* **WHAT THE TASK REQUIRES**: All of the data that follows should be retyped exactly, please, except the pictures.

------------------------------------

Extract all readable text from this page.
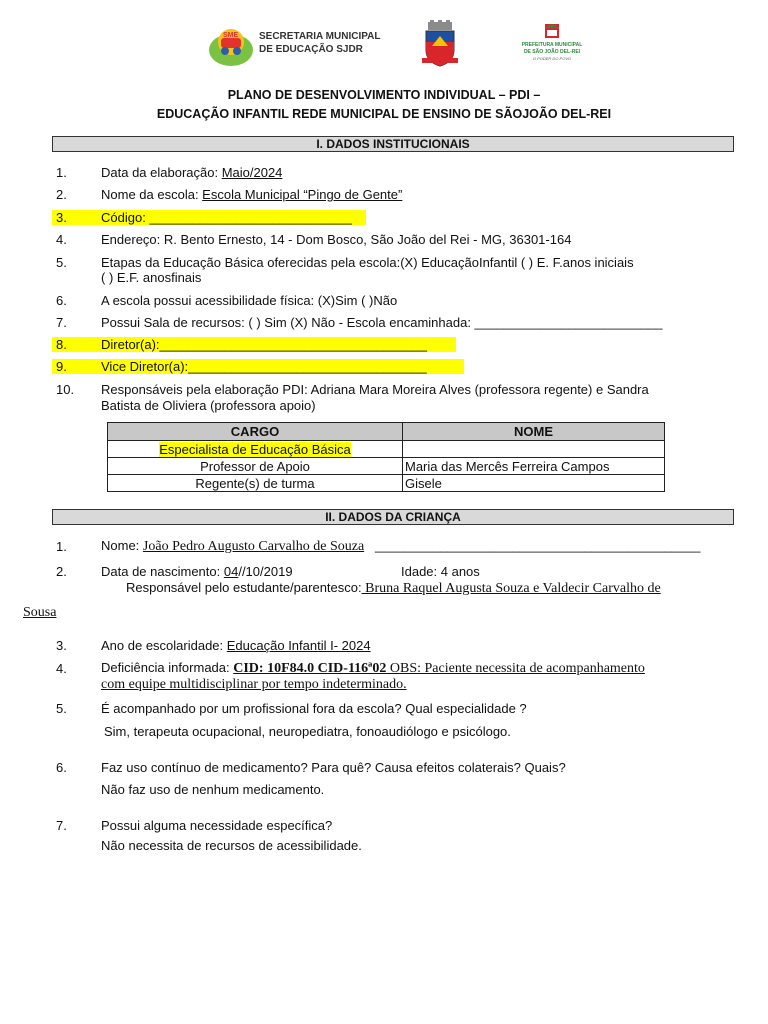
SME SECRETARIA MUNICIPAL
DE EDUCAÇÃO SJDR	PREFEITURA MUNICIPAL
DE SÃO JOÃO DEL-REI
O PODER DO POVO
PLANO DE DESENVOLVIMENTO INDIVIDUAL – PDI –
EDUCAÇÃO INFANTIL REDE MUNICIPAL DE ENSINO DE SÃOJOÃO DEL-REI
I. DADOS INSTITUCIONAIS
1.	Data da elaboração: Maio/2024
2.	Nome da escola: Escola Municipal “Pingo de Gente”
3.	Código: ____________________________
4.	Endereço: R. Bento Ernesto, 14 - Dom Bosco, São João del Rei - MG, 36301-164
5.	Etapas da Educação Básica oferecidas pela escola:(X) EducaçãoInfantil ( ) E. F.anos iniciais
( ) E.F. anosfinais
6.	A escola possui acessibilidade física: (X)Sim ( )Não
7.	Possui Sala de recursos: ( ) Sim (X) Não - Escola encaminhada: __________________________
8.	Diretor(a):_____________________________________
9.	Vice Diretor(a):_________________________________
10. Responsáveis pela elaboração PDI: Adriana Mara Moreira Alves (professora regente) e Sandra
Batista de Oliviera (professora apoio)
CARGO	NOME
Especialista de Educação Básica	
Professor de Apoio	Maria das Mercês Ferreira Campos
Regente(s) de turma	Gisele
II. DADOS DA CRIANÇA
1.	Nome: João Pedro Augusto Carvalho de Souza _____________________________________________
2.	Data de nascimento: 04//10/2019	Idade: 4 anos
Responsável pelo estudante/parentesco: Bruna Raquel Augusta Souza e Valdecir Carvalho de
Sousa
3.	Ano de escolaridade: Educação Infantil I- 2024
4.	Deficiência informada: CID: 10F84.0 CID-116ª02 OBS: Paciente necessita de acompanhamento
com equipe multidisciplinar por tempo indeterminado.
5.	É acompanhado por um profissional fora da escola? Qual especialidade ?
Sim, terapeuta ocupacional, neuropediatra, fonoaudiólogo e psicólogo.
6.	Faz uso contínuo de medicamento? Para quê? Causa efeitos colaterais? Quais?
Não faz uso de nenhum medicamento.
7.	Possui alguma necessidade específica?
Não necessita de recursos de acessibilidade.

------------------------------------

* **SOLUTION BELOW**:
Extract all readable text from this page.
SME SECRETARIA MUNICIPAL
DE EDUCAÇÃO SJDR	PREFEITURA MUNICIPAL
DE SÃO JOÃO DEL-REI
O PODER DO POVO
PLANO DE DESENVOLVIMENTO INDIVIDUAL – PDI –
EDUCAÇÃO INFANTIL REDE MUNICIPAL DE ENSINO DE SÃOJOÃO DEL-REI
I. DADOS INSTITUCIONAIS
1.	Data da elaboração: Maio/2024
2.	Nome da escola: Escola Municipal “Pingo de Gente”
3.	Código: ____________________________
4.	Endereço: R. Bento Ernesto, 14 - Dom Bosco, São João del Rei - MG, 36301-164
5.	Etapas da Educação Básica oferecidas pela escola:(X) EducaçãoInfantil ( ) E. F.anos iniciais
( ) E.F. anosfinais
6.	A escola possui acessibilidade física: (X)Sim ( )Não
7.	Possui Sala de recursos: ( ) Sim (X) Não - Escola encaminhada: __________________________
8.	Diretor(a):_____________________________________
9.	Vice Diretor(a):_________________________________
10. Responsáveis pela elaboração PDI: Adriana Mara Moreira Alves (professora regente) e Sandra
Batista de Oliviera (professora apoio)
CARGO	NOME
Especialista de Educação Básica	
Professor de Apoio	Maria das Mercês Ferreira Campos
Regente(s) de turma	Gisele
II. DADOS DA CRIANÇA
1.	Nome: João Pedro Augusto Carvalho de Souza _____________________________________________
2.	Data de nascimento: 04//10/2019	Idade: 4 anos
Responsável pelo estudante/parentesco: Bruna Raquel Augusta Souza e Valdecir Carvalho de
Sousa
3.	Ano de escolaridade: Educação Infantil I- 2024
4.	Deficiência informada: CID: 10F84.0 CID-116ª02 OBS: Paciente necessita de acompanhamento
com equipe multidisciplinar por tempo indeterminado.
5.	É acompanhado por um profissional fora da escola? Qual especialidade ?
Sim, terapeuta ocupacional, neuropediatra, fonoaudiólogo e psicólogo.
6.	Faz uso contínuo de medicamento? Para quê? Causa efeitos colaterais? Quais?
Não faz uso de nenhum medicamento.
7.	Possui alguma necessidade específica?
Não necessita de recursos de acessibilidade.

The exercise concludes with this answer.